→ Records provided:

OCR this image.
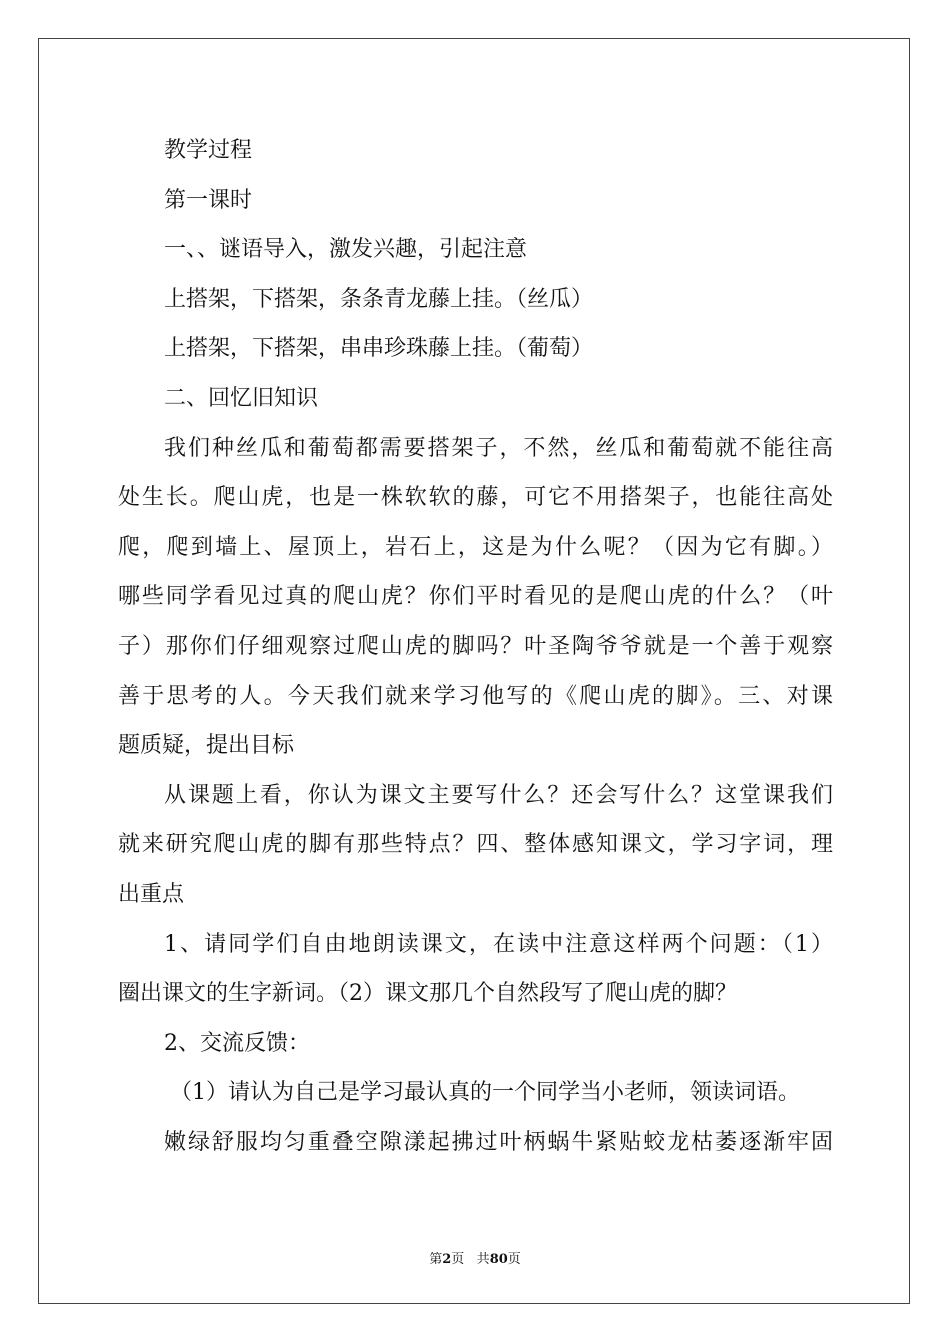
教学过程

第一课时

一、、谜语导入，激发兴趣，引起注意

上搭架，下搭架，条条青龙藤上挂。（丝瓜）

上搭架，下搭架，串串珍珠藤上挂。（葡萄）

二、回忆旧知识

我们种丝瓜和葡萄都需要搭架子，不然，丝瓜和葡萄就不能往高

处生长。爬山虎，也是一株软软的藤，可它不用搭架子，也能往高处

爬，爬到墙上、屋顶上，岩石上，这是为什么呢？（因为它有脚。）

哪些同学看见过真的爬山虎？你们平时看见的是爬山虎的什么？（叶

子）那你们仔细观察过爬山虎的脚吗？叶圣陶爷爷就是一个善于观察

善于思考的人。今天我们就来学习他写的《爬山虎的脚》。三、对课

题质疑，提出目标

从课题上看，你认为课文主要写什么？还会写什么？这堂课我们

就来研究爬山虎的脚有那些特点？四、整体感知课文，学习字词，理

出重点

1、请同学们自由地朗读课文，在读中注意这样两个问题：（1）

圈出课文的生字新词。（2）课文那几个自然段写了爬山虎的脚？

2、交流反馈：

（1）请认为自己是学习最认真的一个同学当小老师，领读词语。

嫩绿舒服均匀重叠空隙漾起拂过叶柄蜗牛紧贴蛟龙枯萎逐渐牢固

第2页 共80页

...

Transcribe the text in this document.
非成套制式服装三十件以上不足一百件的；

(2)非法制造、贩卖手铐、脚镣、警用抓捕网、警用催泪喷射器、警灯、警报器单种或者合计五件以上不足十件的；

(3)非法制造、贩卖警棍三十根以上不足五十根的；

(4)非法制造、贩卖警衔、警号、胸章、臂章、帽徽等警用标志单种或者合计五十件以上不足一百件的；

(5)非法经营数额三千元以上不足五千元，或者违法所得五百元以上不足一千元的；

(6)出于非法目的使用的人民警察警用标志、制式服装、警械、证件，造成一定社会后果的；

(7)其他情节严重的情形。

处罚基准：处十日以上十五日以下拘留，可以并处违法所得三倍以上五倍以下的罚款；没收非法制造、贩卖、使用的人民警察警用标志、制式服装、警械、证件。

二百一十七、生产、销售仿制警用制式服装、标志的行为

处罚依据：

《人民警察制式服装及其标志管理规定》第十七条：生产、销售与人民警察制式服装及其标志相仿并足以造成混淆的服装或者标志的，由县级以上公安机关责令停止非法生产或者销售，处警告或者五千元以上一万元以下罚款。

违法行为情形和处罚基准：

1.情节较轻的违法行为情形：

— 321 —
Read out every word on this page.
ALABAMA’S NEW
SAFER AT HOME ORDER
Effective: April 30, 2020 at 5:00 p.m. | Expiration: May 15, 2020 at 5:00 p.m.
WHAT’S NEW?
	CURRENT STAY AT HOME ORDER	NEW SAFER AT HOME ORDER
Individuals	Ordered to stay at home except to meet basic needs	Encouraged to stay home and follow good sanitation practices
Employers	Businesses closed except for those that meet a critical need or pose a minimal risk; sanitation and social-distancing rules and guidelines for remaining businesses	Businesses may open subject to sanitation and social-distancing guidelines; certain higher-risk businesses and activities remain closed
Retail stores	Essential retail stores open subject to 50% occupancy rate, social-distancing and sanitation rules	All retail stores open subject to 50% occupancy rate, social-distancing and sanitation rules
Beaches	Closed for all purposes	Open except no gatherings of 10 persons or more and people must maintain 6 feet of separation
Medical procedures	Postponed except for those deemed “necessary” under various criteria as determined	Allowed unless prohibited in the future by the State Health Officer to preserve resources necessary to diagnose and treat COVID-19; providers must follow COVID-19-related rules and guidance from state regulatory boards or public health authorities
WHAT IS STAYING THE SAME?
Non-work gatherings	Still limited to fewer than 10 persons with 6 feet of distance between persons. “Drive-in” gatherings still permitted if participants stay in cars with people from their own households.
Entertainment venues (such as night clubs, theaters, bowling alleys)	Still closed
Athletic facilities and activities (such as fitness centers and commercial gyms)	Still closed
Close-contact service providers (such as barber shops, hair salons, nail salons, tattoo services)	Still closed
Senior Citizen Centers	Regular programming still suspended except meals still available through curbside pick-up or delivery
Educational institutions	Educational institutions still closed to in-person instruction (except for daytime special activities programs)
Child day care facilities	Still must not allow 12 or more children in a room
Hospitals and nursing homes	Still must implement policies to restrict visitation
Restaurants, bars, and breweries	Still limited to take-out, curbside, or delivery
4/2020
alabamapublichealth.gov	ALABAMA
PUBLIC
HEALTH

→ Objective:
Identify every line where the string "facilities" appears.

→ Finished exercise:
Athletic facilities and activities (such as fitness centers and commercial gyms)	Still closed
Child day care facilities	Still must not allow 12 or more children in a room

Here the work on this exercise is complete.